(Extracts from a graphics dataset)
☆ ☆ ☆ ☆

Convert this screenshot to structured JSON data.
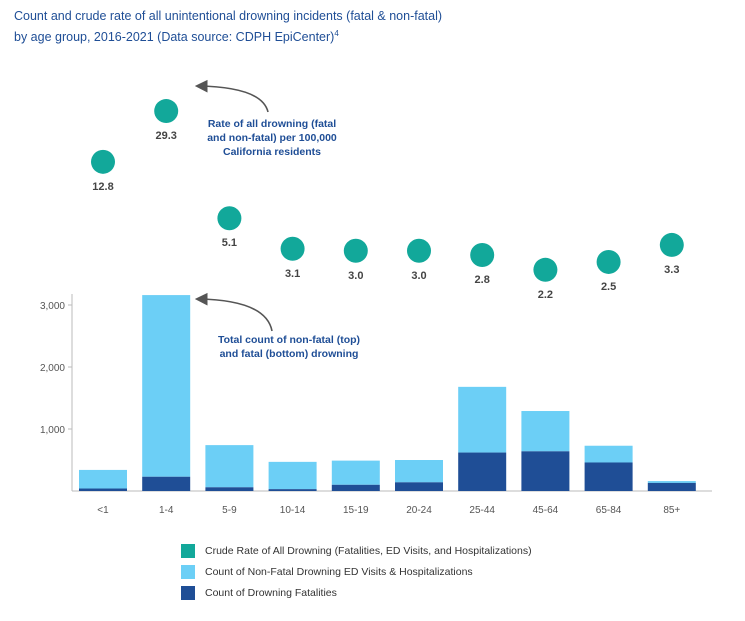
{
  "title_line1": "Count and crude rate of all unintentional drowning incidents (fatal & non-fatal)",
  "title_line2": "by age group, 2016-2021 (Data source: CDPH EpiCenter)",
  "title_sup": "4",
  "colors": {
    "rate": "#12a89a",
    "nonfatal": "#6ccff6",
    "fatal": "#1f4e96",
    "title": "#1f4e96",
    "axis": "#999999"
  },
  "annotations": {
    "rate_note": [
      "Rate of all drowning (fatal",
      "and non-fatal) per 100,000",
      "California residents"
    ],
    "count_note": [
      "Total count of non-fatal (top)",
      "and fatal (bottom) drowning"
    ]
  },
  "legend": [
    {
      "label": "Crude Rate of All Drowning (Fatalities, ED Visits, and Hospitalizations)",
      "color": "#12a89a"
    },
    {
      "label": "Count of Non-Fatal Drowning ED Visits & Hospitalizations",
      "color": "#6ccff6"
    },
    {
      "label": "Count of Drowning Fatalities",
      "color": "#1f4e96"
    }
  ],
  "chart_data": {
    "type": "bar",
    "stacked": true,
    "categories": [
      "<1",
      "1-4",
      "5-9",
      "10-14",
      "15-19",
      "20-24",
      "25-44",
      "45-64",
      "65-84",
      "85+"
    ],
    "series": [
      {
        "name": "Count of Drowning Fatalities",
        "values": [
          40,
          230,
          60,
          30,
          100,
          140,
          620,
          640,
          460,
          130
        ]
      },
      {
        "name": "Count of Non-Fatal Drowning ED Visits & Hospitalizations",
        "values": [
          300,
          2930,
          680,
          440,
          390,
          360,
          1060,
          650,
          270,
          30
        ]
      },
      {
        "name": "Crude Rate of All Drowning (Fatalities, ED Visits, and Hospitalizations)",
        "values": [
          12.8,
          29.3,
          5.1,
          3.1,
          3.0,
          3.0,
          2.8,
          2.2,
          2.5,
          3.3
        ],
        "labels": [
          "12.8",
          "29.3",
          "5.1",
          "3.1",
          "3.0",
          "3.0",
          "2.8",
          "2.2",
          "2.5",
          "3.3"
        ]
      }
    ],
    "yticks": [
      1000,
      2000,
      3000
    ],
    "ytick_labels": [
      "1,000",
      "2,000",
      "3,000"
    ],
    "ylim": [
      0,
      3200
    ],
    "xlabel": "",
    "ylabel": ""
  }
}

☆ ☆ ☆ ☆

## SHORT TASK
Write out the records above exactly as they appear, leaving out any pictures.

## TASK RESPONSE
Convert this screenshot to structured JSON data.
{
  "title_line1": "Count and crude rate of all unintentional drowning incidents (fatal & non-fatal)",
  "title_line2": "by age group, 2016-2021 (Data source: CDPH EpiCenter)",
  "title_sup": "4",
  "colors": {
    "rate": "#12a89a",
    "nonfatal": "#6ccff6",
    "fatal": "#1f4e96",
    "title": "#1f4e96",
    "axis": "#999999"
  },
  "annotations": {
    "rate_note": [
      "Rate of all drowning (fatal",
      "and non-fatal) per 100,000",
      "California residents"
    ],
    "count_note": [
      "Total count of non-fatal (top)",
      "and fatal (bottom) drowning"
    ]
  },
  "legend": [
    {
      "label": "Crude Rate of All Drowning (Fatalities, ED Visits, and Hospitalizations)",
      "color": "#12a89a"
    },
    {
      "label": "Count of Non-Fatal Drowning ED Visits & Hospitalizations",
      "color": "#6ccff6"
    },
    {
      "label": "Count of Drowning Fatalities",
      "color": "#1f4e96"
    }
  ],
  "chart_data": {
    "type": "bar",
    "stacked": true,
    "categories": [
      "<1",
      "1-4",
      "5-9",
      "10-14",
      "15-19",
      "20-24",
      "25-44",
      "45-64",
      "65-84",
      "85+"
    ],
    "series": [
      {
        "name": "Count of Drowning Fatalities",
        "values": [
          40,
          230,
          60,
          30,
          100,
          140,
          620,
          640,
          460,
          130
        ]
      },
      {
        "name": "Count of Non-Fatal Drowning ED Visits & Hospitalizations",
        "values": [
          300,
          2930,
          680,
          440,
          390,
          360,
          1060,
          650,
          270,
          30
        ]
      },
      {
        "name": "Crude Rate of All Drowning (Fatalities, ED Visits, and Hospitalizations)",
        "values": [
          12.8,
          29.3,
          5.1,
          3.1,
          3.0,
          3.0,
          2.8,
          2.2,
          2.5,
          3.3
        ],
        "labels": [
          "12.8",
          "29.3",
          "5.1",
          "3.1",
          "3.0",
          "3.0",
          "2.8",
          "2.2",
          "2.5",
          "3.3"
        ]
      }
    ],
    "yticks": [
      1000,
      2000,
      3000
    ],
    "ytick_labels": [
      "1,000",
      "2,000",
      "3,000"
    ],
    "ylim": [
      0,
      3200
    ],
    "xlabel": "",
    "ylabel": ""
  }
}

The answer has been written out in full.